### What you are asked to do:
Lines containing the word "位置可调换" should be extracted in full.

──────── Provided records ────────

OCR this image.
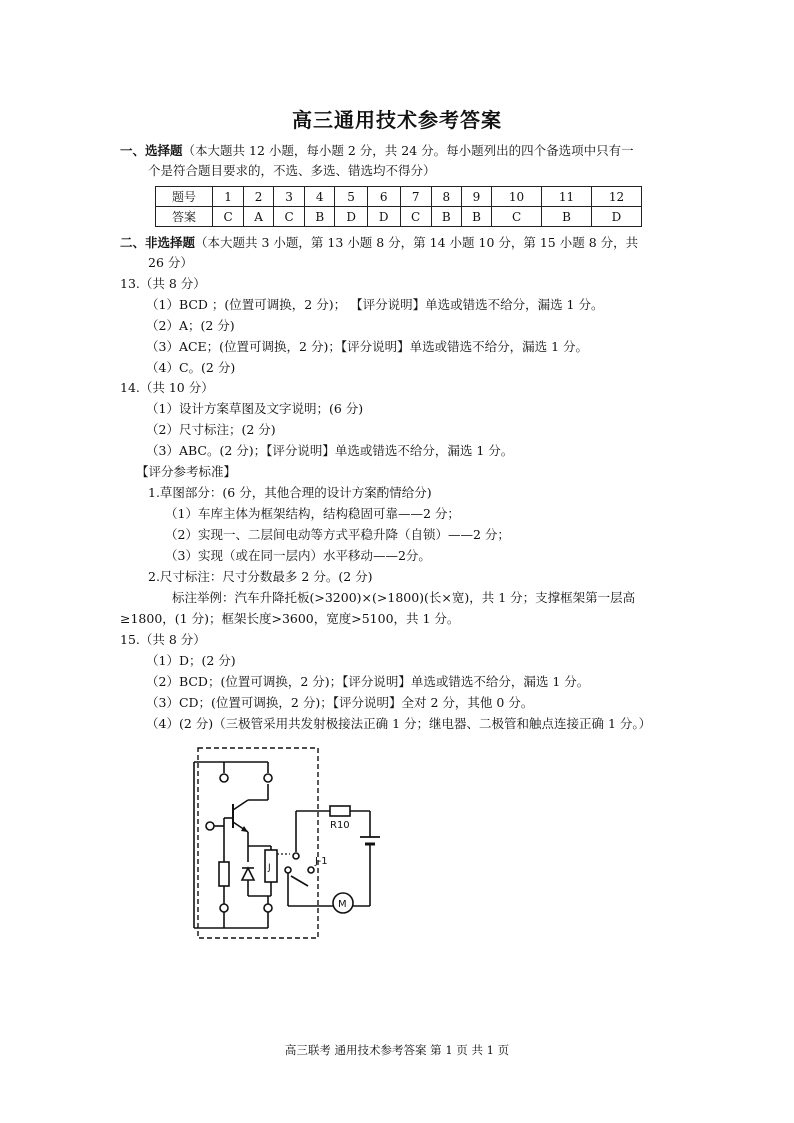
高三通用技术参考答案
一、选择题（本大题共 12 小题，每小题 2 分，共 24 分。每小题列出的四个备选项中只有一
个是符合题目要求的，不选、多选、错选均不得分）
题号	1	2	3	4	5	6	7	8	9	10	11	12
答案	C	A	C	B	D	D	C	B	B	C	B	D
二、非选择题（本大题共 3 小题，第 13 小题 8 分，第 14 小题 10 分，第 15 小题 8 分，共
26 分）
13.（共 8 分）
（1）BCD ；(位置可调换，2 分)； 【评分说明】单选或错选不给分，漏选 1 分。
（2）A；(2 分)
（3）ACE；(位置可调换，2 分)；【评分说明】单选或错选不给分，漏选 1 分。
（4）C。(2 分)
14.（共 10 分）
（1）设计方案草图及文字说明；(6 分)
（2）尺寸标注；(2 分)
（3）ABC。(2 分)；【评分说明】单选或错选不给分，漏选 1 分。
【评分参考标准】
1.草图部分：(6 分，其他合理的设计方案酌情给分)
（1）车库主体为框架结构，结构稳固可靠——2 分；
（2）实现一、二层间电动等方式平稳升降（自锁）——2 分；
（3）实现（或在同一层内）水平移动——2分。
2.尺寸标注：尺寸分数最多 2 分。(2 分)
标注举例：汽车升降托板(>3200)×(>1800)(长×宽)，共 1 分；支撑框架第一层高
≥1800，(1 分)；框架长度>3600，宽度>5100，共 1 分。
15.（共 8 分）
（1）D；(2 分)
（2）BCD；(位置可调换，2 分)；【评分说明】单选或错选不给分，漏选 1 分。
（3）CD；(位置可调换，2 分)；【评分说明】全对 2 分，其他 0 分。
（4）(2 分)（三极管采用共发射极接法正确 1 分；继电器、二极管和触点连接正确 1 分。）
R10
J-1
J
M
高三联考 通用技术参考答案 第 1 页 共 1 页
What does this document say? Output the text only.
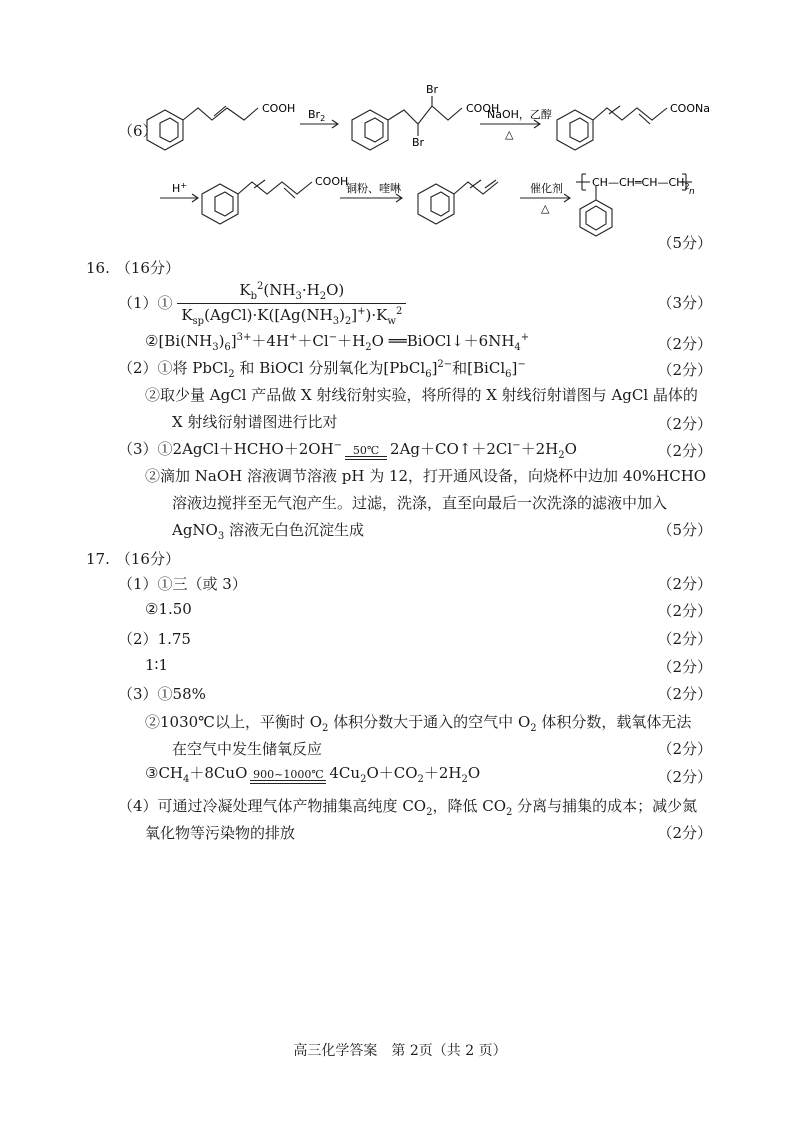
（6）
COOH $Br_2$
Br
Br
COOH
NaOH，乙醇
△
COONa
H+	COOH
铜粉、喹啉	催化剂
△
$CH—CH═CH—CH_2$
n
（5分）
16. （16分）
（1）① $\frac{K_b^2(NH_3\cdot H_2O)}{K_{sp}(AgCl)\cdot K([Ag(NH_3)_2]^+)\cdot K_w^2}$	（3分）
$②[Bi(NH_3)_6]^{3+}+4H^++Cl^-+H_2O$ $══BiOCl↓+6NH_4^+$	（2分）
（2）①将 PbCl$_2$ 和 BiOCl 分别氧化为[PbCl$_6$]$^{2-}$和[BiCl$_6$]−	（2分）
②取少量 AgCl 产品做 X 射线衍射实验，将所得的 X 射线衍射谱图与 AgCl 晶体的
X 射线衍射谱图进行比对	（2分）
（3）①2AgCl＋HCHO＋2OH− 50℃ $2Ag+CO↑+2Cl^-+2H_2O$	（2分）
②滴加 NaOH 溶液调节溶液 pH 为 12，打开通风设备，向烧杯中边加 40%HCHO
溶液边搅拌至无气泡产生。过滤，洗涤，直至向最后一次洗涤的滤液中加入
AgNO$_3$ 溶液无白色沉淀生成	（5分）
17. （16分）
（1）①三（或 3）	（2分）
②1.50	（2分）
（2）1.75	（2分）
1∶1	（2分）
（3）①58%	（2分）
②1030℃以上，平衡时 $O_2$ 体积分数大于通入的空气中 $O_2$ 体积分数，载氧体无法
在空气中发生储氧反应	（2分）
$③CH_4+8CuO$ 900~1000℃ $4Cu_2O+CO_2+2H_2O$	（2分）
（4）可通过冷凝处理气体产物捕集高纯度 $CO_2$，降低 $CO_2$ 分离与捕集的成本；减少氮
氧化物等污染物的排放	（2分）
高三化学答案　第 2页（共 2 页）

────────

### Worked solution:
（1）BCD ；(位置可调换，2 分)； 【评分说明】单选或错选不给分，漏选 1 分。
（3）ACE；(位置可调换，2 分)；【评分说明】单选或错选不给分，漏选 1 分。
（2）BCD；(位置可调换，2 分)；【评分说明】单选或错选不给分，漏选 1 分。
（3）CD；(位置可调换，2 分)；【评分说明】全对 2 分，其他 0 分。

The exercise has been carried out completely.